> EXTRACTED DATA:
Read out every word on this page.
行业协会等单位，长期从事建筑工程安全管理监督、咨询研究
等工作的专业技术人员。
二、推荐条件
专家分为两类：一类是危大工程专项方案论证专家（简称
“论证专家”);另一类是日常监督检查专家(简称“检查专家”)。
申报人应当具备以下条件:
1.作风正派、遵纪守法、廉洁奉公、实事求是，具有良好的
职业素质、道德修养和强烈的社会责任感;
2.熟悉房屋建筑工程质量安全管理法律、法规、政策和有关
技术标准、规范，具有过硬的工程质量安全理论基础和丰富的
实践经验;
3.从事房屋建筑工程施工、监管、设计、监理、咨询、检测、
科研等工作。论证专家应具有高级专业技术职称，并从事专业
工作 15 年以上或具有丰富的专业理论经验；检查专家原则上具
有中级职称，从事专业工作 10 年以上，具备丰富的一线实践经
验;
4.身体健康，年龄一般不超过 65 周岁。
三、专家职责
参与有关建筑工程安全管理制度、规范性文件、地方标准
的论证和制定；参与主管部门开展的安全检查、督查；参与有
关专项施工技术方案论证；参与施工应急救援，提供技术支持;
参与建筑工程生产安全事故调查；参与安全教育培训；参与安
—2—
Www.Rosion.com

> YOUR GOAL: Take the records above and return them exactly as written.

> RESULT:
Read out every word on this page.
行业协会等单位，长期从事建筑工程安全管理监督、咨询研究
等工作的专业技术人员。
二、推荐条件
专家分为两类：一类是危大工程专项方案论证专家（简称
“论证专家”);另一类是日常监督检查专家(简称“检查专家”)。
申报人应当具备以下条件:
1.作风正派、遵纪守法、廉洁奉公、实事求是，具有良好的
职业素质、道德修养和强烈的社会责任感;
2.熟悉房屋建筑工程质量安全管理法律、法规、政策和有关
技术标准、规范，具有过硬的工程质量安全理论基础和丰富的
实践经验;
3.从事房屋建筑工程施工、监管、设计、监理、咨询、检测、
科研等工作。论证专家应具有高级专业技术职称，并从事专业
工作 15 年以上或具有丰富的专业理论经验；检查专家原则上具
有中级职称，从事专业工作 10 年以上，具备丰富的一线实践经
验;
4.身体健康，年龄一般不超过 65 周岁。
三、专家职责
参与有关建筑工程安全管理制度、规范性文件、地方标准
的论证和制定；参与主管部门开展的安全检查、督查；参与有
关专项施工技术方案论证；参与施工应急救援，提供技术支持;
参与建筑工程生产安全事故调查；参与安全教育培训；参与安
—2—
Www.Rosion.com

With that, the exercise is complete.